[Task to complete]: Search the listing below for the word "value" and copy each line that holds it.

___ Available data

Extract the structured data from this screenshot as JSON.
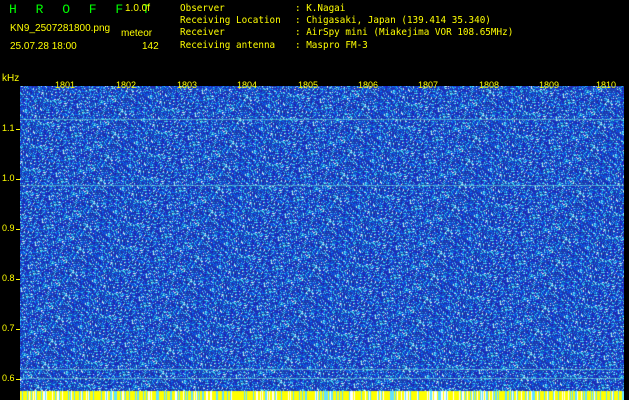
{
  "header": {
    "app_title": "H R O F F T",
    "version": "1.0.0f",
    "filename": "KN9_2507281800.png",
    "mode": "meteor",
    "datetime": "25.07.28 18:00",
    "count": "142"
  },
  "info": [
    {
      "label": "Observer",
      "value": ": K.Nagai"
    },
    {
      "label": "Receiving Location",
      "value": ": Chigasaki, Japan (139.414 35.340)"
    },
    {
      "label": "Receiver",
      "value": ": AirSpy mini (Miakejima VOR 108.65MHz)"
    },
    {
      "label": "Receiving antenna",
      "value": ": Maspro FM-3"
    }
  ],
  "axis": {
    "unit": "kHz",
    "y_labels": [
      "1.1",
      "1.0",
      "0.9",
      "0.8",
      "0.7",
      "0.6"
    ],
    "x_labels": [
      "1801",
      "1802",
      "1803",
      "1804",
      "1805",
      "1806",
      "1807",
      "1808",
      "1809",
      "1810"
    ]
  },
  "colors": {
    "background": "#000000",
    "text": "#ffff00",
    "title": "#00ff00",
    "spectrogram_base": "#1a2cb8",
    "noise_cyan": "#40e0e0",
    "noise_light": "#a0e8ff"
  }
}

______

[Result]:
      "value": ": K.Nagai"
      "value": ": Chigasaki, Japan (139.414 35.340)"
      "value": ": AirSpy mini (Miakejima VOR 108.65MHz)"
      "value": ": Maspro FM-3"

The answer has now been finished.